**TASK OBJECTIVE**: Copy out all the data, word for word.

(Records)
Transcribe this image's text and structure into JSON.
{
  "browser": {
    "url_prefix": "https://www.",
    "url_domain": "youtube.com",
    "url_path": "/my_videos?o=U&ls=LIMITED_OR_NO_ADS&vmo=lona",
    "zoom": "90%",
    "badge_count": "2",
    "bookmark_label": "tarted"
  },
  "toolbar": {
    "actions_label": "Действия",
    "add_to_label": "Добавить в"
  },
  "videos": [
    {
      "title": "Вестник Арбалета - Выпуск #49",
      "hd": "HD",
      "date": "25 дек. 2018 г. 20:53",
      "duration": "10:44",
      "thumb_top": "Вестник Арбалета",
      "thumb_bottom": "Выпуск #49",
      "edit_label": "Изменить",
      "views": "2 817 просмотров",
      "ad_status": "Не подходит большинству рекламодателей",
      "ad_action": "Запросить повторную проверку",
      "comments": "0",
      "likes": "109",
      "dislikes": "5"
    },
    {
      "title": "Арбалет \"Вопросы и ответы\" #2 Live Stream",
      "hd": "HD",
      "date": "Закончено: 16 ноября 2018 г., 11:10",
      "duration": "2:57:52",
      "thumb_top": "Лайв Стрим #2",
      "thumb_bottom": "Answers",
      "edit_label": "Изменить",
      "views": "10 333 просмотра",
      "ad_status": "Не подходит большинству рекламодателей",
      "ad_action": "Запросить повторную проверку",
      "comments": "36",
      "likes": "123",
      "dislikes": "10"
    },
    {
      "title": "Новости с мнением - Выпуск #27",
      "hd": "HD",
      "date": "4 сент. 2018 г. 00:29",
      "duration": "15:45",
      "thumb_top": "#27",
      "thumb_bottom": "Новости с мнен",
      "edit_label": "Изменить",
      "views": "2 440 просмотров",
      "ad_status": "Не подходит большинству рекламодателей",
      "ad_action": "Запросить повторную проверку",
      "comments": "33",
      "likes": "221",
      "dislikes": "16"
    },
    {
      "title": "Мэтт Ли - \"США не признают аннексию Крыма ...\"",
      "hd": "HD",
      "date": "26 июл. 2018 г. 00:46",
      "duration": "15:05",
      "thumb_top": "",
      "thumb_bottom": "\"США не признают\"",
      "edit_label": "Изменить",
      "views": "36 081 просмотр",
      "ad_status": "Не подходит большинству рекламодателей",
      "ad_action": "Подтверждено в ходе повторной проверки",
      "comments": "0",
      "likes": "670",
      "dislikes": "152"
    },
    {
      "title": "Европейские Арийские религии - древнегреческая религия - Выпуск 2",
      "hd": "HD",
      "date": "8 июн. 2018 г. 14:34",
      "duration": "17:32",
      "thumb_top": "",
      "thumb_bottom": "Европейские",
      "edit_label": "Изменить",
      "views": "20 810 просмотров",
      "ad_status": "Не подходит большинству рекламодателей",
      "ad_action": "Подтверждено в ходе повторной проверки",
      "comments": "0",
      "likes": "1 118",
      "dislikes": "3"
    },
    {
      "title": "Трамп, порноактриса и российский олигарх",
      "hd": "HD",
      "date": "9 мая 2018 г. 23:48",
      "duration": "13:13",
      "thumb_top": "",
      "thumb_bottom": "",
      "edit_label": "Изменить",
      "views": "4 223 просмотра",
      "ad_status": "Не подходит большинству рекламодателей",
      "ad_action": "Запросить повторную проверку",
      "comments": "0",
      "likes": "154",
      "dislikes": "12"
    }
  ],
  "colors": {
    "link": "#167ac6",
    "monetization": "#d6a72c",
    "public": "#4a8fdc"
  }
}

**SOLUTION TO THIS TASK**:
Transcribe this image's text and structure into JSON.
{
  "browser": {
    "url_prefix": "https://www.",
    "url_domain": "youtube.com",
    "url_path": "/my_videos?o=U&ls=LIMITED_OR_NO_ADS&vmo=lona",
    "zoom": "90%",
    "badge_count": "2",
    "bookmark_label": "tarted"
  },
  "toolbar": {
    "actions_label": "Действия",
    "add_to_label": "Добавить в"
  },
  "videos": [
    {
      "title": "Вестник Арбалета - Выпуск #49",
      "hd": "HD",
      "date": "25 дек. 2018 г. 20:53",
      "duration": "10:44",
      "thumb_top": "Вестник Арбалета",
      "thumb_bottom": "Выпуск #49",
      "edit_label": "Изменить",
      "views": "2 817 просмотров",
      "ad_status": "Не подходит большинству рекламодателей",
      "ad_action": "Запросить повторную проверку",
      "comments": "0",
      "likes": "109",
      "dislikes": "5"
    },
    {
      "title": "Арбалет \"Вопросы и ответы\" #2 Live Stream",
      "hd": "HD",
      "date": "Закончено: 16 ноября 2018 г., 11:10",
      "duration": "2:57:52",
      "thumb_top": "Лайв Стрим #2",
      "thumb_bottom": "Answers",
      "edit_label": "Изменить",
      "views": "10 333 просмотра",
      "ad_status": "Не подходит большинству рекламодателей",
      "ad_action": "Запросить повторную проверку",
      "comments": "36",
      "likes": "123",
      "dislikes": "10"
    },
    {
      "title": "Новости с мнением - Выпуск #27",
      "hd": "HD",
      "date": "4 сент. 2018 г. 00:29",
      "duration": "15:45",
      "thumb_top": "#27",
      "thumb_bottom": "Новости с мнен",
      "edit_label": "Изменить",
      "views": "2 440 просмотров",
      "ad_status": "Не подходит большинству рекламодателей",
      "ad_action": "Запросить повторную проверку",
      "comments": "33",
      "likes": "221",
      "dislikes": "16"
    },
    {
      "title": "Мэтт Ли - \"США не признают аннексию Крыма ...\"",
      "hd": "HD",
      "date": "26 июл. 2018 г. 00:46",
      "duration": "15:05",
      "thumb_top": "",
      "thumb_bottom": "\"США не признают\"",
      "edit_label": "Изменить",
      "views": "36 081 просмотр",
      "ad_status": "Не подходит большинству рекламодателей",
      "ad_action": "Подтверждено в ходе повторной проверки",
      "comments": "0",
      "likes": "670",
      "dislikes": "152"
    },
    {
      "title": "Европейские Арийские религии - древнегреческая религия - Выпуск 2",
      "hd": "HD",
      "date": "8 июн. 2018 г. 14:34",
      "duration": "17:32",
      "thumb_top": "",
      "thumb_bottom": "Европейские",
      "edit_label": "Изменить",
      "views": "20 810 просмотров",
      "ad_status": "Не подходит большинству рекламодателей",
      "ad_action": "Подтверждено в ходе повторной проверки",
      "comments": "0",
      "likes": "1 118",
      "dislikes": "3"
    },
    {
      "title": "Трамп, порноактриса и российский олигарх",
      "hd": "HD",
      "date": "9 мая 2018 г. 23:48",
      "duration": "13:13",
      "thumb_top": "",
      "thumb_bottom": "",
      "edit_label": "Изменить",
      "views": "4 223 просмотра",
      "ad_status": "Не подходит большинству рекламодателей",
      "ad_action": "Запросить повторную проверку",
      "comments": "0",
      "likes": "154",
      "dislikes": "12"
    }
  ],
  "colors": {
    "link": "#167ac6",
    "monetization": "#d6a72c",
    "public": "#4a8fdc"
  }
}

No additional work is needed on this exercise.